WRITTEN TASK: Each record below should appear again exactly as written.
** begin INPUT DATA **
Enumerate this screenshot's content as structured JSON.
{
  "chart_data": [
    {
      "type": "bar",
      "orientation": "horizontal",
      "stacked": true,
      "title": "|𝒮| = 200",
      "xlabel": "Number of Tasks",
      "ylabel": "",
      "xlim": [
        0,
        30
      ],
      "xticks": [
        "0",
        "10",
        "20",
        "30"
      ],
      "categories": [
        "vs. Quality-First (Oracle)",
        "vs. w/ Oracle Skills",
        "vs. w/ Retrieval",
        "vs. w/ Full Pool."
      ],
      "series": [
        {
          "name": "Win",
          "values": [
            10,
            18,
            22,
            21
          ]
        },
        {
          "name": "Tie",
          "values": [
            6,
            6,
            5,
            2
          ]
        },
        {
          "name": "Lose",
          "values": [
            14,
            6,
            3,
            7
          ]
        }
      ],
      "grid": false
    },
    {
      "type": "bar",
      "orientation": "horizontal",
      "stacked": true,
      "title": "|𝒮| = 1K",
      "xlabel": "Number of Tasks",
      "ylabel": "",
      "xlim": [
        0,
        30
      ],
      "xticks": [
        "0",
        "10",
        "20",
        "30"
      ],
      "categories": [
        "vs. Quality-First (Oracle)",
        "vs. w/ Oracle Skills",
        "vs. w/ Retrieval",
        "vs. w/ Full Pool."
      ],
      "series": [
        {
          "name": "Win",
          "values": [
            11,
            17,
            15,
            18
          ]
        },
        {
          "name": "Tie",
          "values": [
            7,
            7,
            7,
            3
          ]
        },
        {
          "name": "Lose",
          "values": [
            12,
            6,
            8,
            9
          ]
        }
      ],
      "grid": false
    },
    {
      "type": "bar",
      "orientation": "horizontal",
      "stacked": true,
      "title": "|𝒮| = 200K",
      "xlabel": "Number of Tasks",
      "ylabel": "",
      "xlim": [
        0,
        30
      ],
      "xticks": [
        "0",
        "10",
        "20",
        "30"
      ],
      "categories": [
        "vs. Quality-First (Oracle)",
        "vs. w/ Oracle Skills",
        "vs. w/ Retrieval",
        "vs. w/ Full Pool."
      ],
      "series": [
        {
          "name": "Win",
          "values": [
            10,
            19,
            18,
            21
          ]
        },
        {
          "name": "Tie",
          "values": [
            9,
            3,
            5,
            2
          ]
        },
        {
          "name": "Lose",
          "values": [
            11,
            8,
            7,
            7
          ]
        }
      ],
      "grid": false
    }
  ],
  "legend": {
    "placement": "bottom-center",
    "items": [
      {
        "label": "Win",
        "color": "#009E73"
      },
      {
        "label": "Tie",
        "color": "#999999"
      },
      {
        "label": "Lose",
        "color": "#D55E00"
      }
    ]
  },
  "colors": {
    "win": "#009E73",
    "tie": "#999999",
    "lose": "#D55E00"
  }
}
** end INPUT DATA **
COMPLETE RESPONSE:
Enumerate this screenshot's content as structured JSON.
{
  "chart_data": [
    {
      "type": "bar",
      "orientation": "horizontal",
      "stacked": true,
      "title": "|𝒮| = 200",
      "xlabel": "Number of Tasks",
      "ylabel": "",
      "xlim": [
        0,
        30
      ],
      "xticks": [
        "0",
        "10",
        "20",
        "30"
      ],
      "categories": [
        "vs. Quality-First (Oracle)",
        "vs. w/ Oracle Skills",
        "vs. w/ Retrieval",
        "vs. w/ Full Pool."
      ],
      "series": [
        {
          "name": "Win",
          "values": [
            10,
            18,
            22,
            21
          ]
        },
        {
          "name": "Tie",
          "values": [
            6,
            6,
            5,
            2
          ]
        },
        {
          "name": "Lose",
          "values": [
            14,
            6,
            3,
            7
          ]
        }
      ],
      "grid": false
    },
    {
      "type": "bar",
      "orientation": "horizontal",
      "stacked": true,
      "title": "|𝒮| = 1K",
      "xlabel": "Number of Tasks",
      "ylabel": "",
      "xlim": [
        0,
        30
      ],
      "xticks": [
        "0",
        "10",
        "20",
        "30"
      ],
      "categories": [
        "vs. Quality-First (Oracle)",
        "vs. w/ Oracle Skills",
        "vs. w/ Retrieval",
        "vs. w/ Full Pool."
      ],
      "series": [
        {
          "name": "Win",
          "values": [
            11,
            17,
            15,
            18
          ]
        },
        {
          "name": "Tie",
          "values": [
            7,
            7,
            7,
            3
          ]
        },
        {
          "name": "Lose",
          "values": [
            12,
            6,
            8,
            9
          ]
        }
      ],
      "grid": false
    },
    {
      "type": "bar",
      "orientation": "horizontal",
      "stacked": true,
      "title": "|𝒮| = 200K",
      "xlabel": "Number of Tasks",
      "ylabel": "",
      "xlim": [
        0,
        30
      ],
      "xticks": [
        "0",
        "10",
        "20",
        "30"
      ],
      "categories": [
        "vs. Quality-First (Oracle)",
        "vs. w/ Oracle Skills",
        "vs. w/ Retrieval",
        "vs. w/ Full Pool."
      ],
      "series": [
        {
          "name": "Win",
          "values": [
            10,
            19,
            18,
            21
          ]
        },
        {
          "name": "Tie",
          "values": [
            9,
            3,
            5,
            2
          ]
        },
        {
          "name": "Lose",
          "values": [
            11,
            8,
            7,
            7
          ]
        }
      ],
      "grid": false
    }
  ],
  "legend": {
    "placement": "bottom-center",
    "items": [
      {
        "label": "Win",
        "color": "#009E73"
      },
      {
        "label": "Tie",
        "color": "#999999"
      },
      {
        "label": "Lose",
        "color": "#D55E00"
      }
    ]
  },
  "colors": {
    "win": "#009E73",
    "tie": "#999999",
    "lose": "#D55E00"
  }
}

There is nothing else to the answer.